[Objective]
Extract each line of the data and write it out again exactly.

[Records from a collection]
---------------

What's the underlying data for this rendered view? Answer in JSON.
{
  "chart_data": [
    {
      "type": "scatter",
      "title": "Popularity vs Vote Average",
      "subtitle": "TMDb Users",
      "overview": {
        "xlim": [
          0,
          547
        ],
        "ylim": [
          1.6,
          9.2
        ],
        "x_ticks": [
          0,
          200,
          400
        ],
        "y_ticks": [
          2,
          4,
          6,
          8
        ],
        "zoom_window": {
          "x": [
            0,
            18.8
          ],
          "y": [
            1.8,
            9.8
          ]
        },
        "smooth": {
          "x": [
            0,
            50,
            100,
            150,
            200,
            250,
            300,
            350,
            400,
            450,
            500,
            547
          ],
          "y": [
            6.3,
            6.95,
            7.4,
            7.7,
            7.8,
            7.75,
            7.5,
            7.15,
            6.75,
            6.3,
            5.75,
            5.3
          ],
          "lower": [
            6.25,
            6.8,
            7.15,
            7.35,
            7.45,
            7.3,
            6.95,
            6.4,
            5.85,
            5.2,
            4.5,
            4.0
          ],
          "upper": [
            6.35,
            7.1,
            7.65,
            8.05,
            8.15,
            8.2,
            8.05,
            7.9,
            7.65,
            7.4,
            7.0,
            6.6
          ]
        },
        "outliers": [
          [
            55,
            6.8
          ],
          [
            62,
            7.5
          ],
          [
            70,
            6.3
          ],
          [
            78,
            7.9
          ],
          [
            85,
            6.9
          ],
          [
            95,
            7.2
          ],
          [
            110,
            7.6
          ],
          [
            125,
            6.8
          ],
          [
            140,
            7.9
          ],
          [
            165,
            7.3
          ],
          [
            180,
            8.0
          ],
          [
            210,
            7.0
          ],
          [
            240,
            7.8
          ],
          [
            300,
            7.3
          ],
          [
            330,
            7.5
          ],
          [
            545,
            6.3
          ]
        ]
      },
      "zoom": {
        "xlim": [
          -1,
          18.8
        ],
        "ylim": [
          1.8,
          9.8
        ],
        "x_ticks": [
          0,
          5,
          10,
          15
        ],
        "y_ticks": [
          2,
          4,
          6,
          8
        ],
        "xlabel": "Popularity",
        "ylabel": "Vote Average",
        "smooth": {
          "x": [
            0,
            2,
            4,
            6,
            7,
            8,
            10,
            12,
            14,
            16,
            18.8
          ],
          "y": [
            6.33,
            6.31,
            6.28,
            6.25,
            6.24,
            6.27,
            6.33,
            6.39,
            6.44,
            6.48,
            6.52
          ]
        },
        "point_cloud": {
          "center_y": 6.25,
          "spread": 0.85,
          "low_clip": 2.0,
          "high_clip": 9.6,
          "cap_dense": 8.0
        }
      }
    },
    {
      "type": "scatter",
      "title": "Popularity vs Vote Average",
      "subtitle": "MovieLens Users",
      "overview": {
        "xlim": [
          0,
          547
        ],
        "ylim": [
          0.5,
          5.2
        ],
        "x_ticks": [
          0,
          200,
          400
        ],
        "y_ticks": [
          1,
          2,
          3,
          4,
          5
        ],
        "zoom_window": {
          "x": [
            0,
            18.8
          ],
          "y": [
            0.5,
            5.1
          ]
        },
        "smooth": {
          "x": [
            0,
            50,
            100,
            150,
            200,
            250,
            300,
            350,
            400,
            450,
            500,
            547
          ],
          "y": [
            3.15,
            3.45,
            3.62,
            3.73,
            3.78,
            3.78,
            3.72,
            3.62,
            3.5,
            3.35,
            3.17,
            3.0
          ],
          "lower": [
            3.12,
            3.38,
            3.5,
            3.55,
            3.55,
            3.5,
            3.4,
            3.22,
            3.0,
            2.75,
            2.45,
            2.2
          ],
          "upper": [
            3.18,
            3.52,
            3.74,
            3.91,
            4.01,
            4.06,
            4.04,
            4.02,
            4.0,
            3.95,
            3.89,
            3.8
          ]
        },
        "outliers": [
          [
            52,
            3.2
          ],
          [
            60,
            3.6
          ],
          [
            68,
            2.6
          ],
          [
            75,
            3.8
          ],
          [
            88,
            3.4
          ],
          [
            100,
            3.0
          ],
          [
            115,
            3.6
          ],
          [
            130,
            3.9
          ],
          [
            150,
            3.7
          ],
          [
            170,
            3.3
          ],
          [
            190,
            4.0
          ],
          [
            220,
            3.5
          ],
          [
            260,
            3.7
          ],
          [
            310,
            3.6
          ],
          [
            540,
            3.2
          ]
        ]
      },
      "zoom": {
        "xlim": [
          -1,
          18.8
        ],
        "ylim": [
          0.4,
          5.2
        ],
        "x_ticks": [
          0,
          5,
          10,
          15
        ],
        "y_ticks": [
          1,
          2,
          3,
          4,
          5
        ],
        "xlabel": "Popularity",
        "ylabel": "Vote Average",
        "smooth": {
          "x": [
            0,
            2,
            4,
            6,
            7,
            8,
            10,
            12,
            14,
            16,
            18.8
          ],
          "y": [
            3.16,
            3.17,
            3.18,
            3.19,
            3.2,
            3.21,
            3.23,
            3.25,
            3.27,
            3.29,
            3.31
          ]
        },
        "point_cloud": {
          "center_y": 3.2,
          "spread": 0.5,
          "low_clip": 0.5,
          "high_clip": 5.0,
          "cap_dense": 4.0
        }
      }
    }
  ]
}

---------------

[Answer to the task]
What's the underlying data for this rendered view? Answer in JSON.
{
  "chart_data": [
    {
      "type": "scatter",
      "title": "Popularity vs Vote Average",
      "subtitle": "TMDb Users",
      "overview": {
        "xlim": [
          0,
          547
        ],
        "ylim": [
          1.6,
          9.2
        ],
        "x_ticks": [
          0,
          200,
          400
        ],
        "y_ticks": [
          2,
          4,
          6,
          8
        ],
        "zoom_window": {
          "x": [
            0,
            18.8
          ],
          "y": [
            1.8,
            9.8
          ]
        },
        "smooth": {
          "x": [
            0,
            50,
            100,
            150,
            200,
            250,
            300,
            350,
            400,
            450,
            500,
            547
          ],
          "y": [
            6.3,
            6.95,
            7.4,
            7.7,
            7.8,
            7.75,
            7.5,
            7.15,
            6.75,
            6.3,
            5.75,
            5.3
          ],
          "lower": [
            6.25,
            6.8,
            7.15,
            7.35,
            7.45,
            7.3,
            6.95,
            6.4,
            5.85,
            5.2,
            4.5,
            4.0
          ],
          "upper": [
            6.35,
            7.1,
            7.65,
            8.05,
            8.15,
            8.2,
            8.05,
            7.9,
            7.65,
            7.4,
            7.0,
            6.6
          ]
        },
        "outliers": [
          [
            55,
            6.8
          ],
          [
            62,
            7.5
          ],
          [
            70,
            6.3
          ],
          [
            78,
            7.9
          ],
          [
            85,
            6.9
          ],
          [
            95,
            7.2
          ],
          [
            110,
            7.6
          ],
          [
            125,
            6.8
          ],
          [
            140,
            7.9
          ],
          [
            165,
            7.3
          ],
          [
            180,
            8.0
          ],
          [
            210,
            7.0
          ],
          [
            240,
            7.8
          ],
          [
            300,
            7.3
          ],
          [
            330,
            7.5
          ],
          [
            545,
            6.3
          ]
        ]
      },
      "zoom": {
        "xlim": [
          -1,
          18.8
        ],
        "ylim": [
          1.8,
          9.8
        ],
        "x_ticks": [
          0,
          5,
          10,
          15
        ],
        "y_ticks": [
          2,
          4,
          6,
          8
        ],
        "xlabel": "Popularity",
        "ylabel": "Vote Average",
        "smooth": {
          "x": [
            0,
            2,
            4,
            6,
            7,
            8,
            10,
            12,
            14,
            16,
            18.8
          ],
          "y": [
            6.33,
            6.31,
            6.28,
            6.25,
            6.24,
            6.27,
            6.33,
            6.39,
            6.44,
            6.48,
            6.52
          ]
        },
        "point_cloud": {
          "center_y": 6.25,
          "spread": 0.85,
          "low_clip": 2.0,
          "high_clip": 9.6,
          "cap_dense": 8.0
        }
      }
    },
    {
      "type": "scatter",
      "title": "Popularity vs Vote Average",
      "subtitle": "MovieLens Users",
      "overview": {
        "xlim": [
          0,
          547
        ],
        "ylim": [
          0.5,
          5.2
        ],
        "x_ticks": [
          0,
          200,
          400
        ],
        "y_ticks": [
          1,
          2,
          3,
          4,
          5
        ],
        "zoom_window": {
          "x": [
            0,
            18.8
          ],
          "y": [
            0.5,
            5.1
          ]
        },
        "smooth": {
          "x": [
            0,
            50,
            100,
            150,
            200,
            250,
            300,
            350,
            400,
            450,
            500,
            547
          ],
          "y": [
            3.15,
            3.45,
            3.62,
            3.73,
            3.78,
            3.78,
            3.72,
            3.62,
            3.5,
            3.35,
            3.17,
            3.0
          ],
          "lower": [
            3.12,
            3.38,
            3.5,
            3.55,
            3.55,
            3.5,
            3.4,
            3.22,
            3.0,
            2.75,
            2.45,
            2.2
          ],
          "upper": [
            3.18,
            3.52,
            3.74,
            3.91,
            4.01,
            4.06,
            4.04,
            4.02,
            4.0,
            3.95,
            3.89,
            3.8
          ]
        },
        "outliers": [
          [
            52,
            3.2
          ],
          [
            60,
            3.6
          ],
          [
            68,
            2.6
          ],
          [
            75,
            3.8
          ],
          [
            88,
            3.4
          ],
          [
            100,
            3.0
          ],
          [
            115,
            3.6
          ],
          [
            130,
            3.9
          ],
          [
            150,
            3.7
          ],
          [
            170,
            3.3
          ],
          [
            190,
            4.0
          ],
          [
            220,
            3.5
          ],
          [
            260,
            3.7
          ],
          [
            310,
            3.6
          ],
          [
            540,
            3.2
          ]
        ]
      },
      "zoom": {
        "xlim": [
          -1,
          18.8
        ],
        "ylim": [
          0.4,
          5.2
        ],
        "x_ticks": [
          0,
          5,
          10,
          15
        ],
        "y_ticks": [
          1,
          2,
          3,
          4,
          5
        ],
        "xlabel": "Popularity",
        "ylabel": "Vote Average",
        "smooth": {
          "x": [
            0,
            2,
            4,
            6,
            7,
            8,
            10,
            12,
            14,
            16,
            18.8
          ],
          "y": [
            3.16,
            3.17,
            3.18,
            3.19,
            3.2,
            3.21,
            3.23,
            3.25,
            3.27,
            3.29,
            3.31
          ]
        },
        "point_cloud": {
          "center_y": 3.2,
          "spread": 0.5,
          "low_clip": 0.5,
          "high_clip": 5.0,
          "cap_dense": 4.0
        }
      }
    }
  ]
}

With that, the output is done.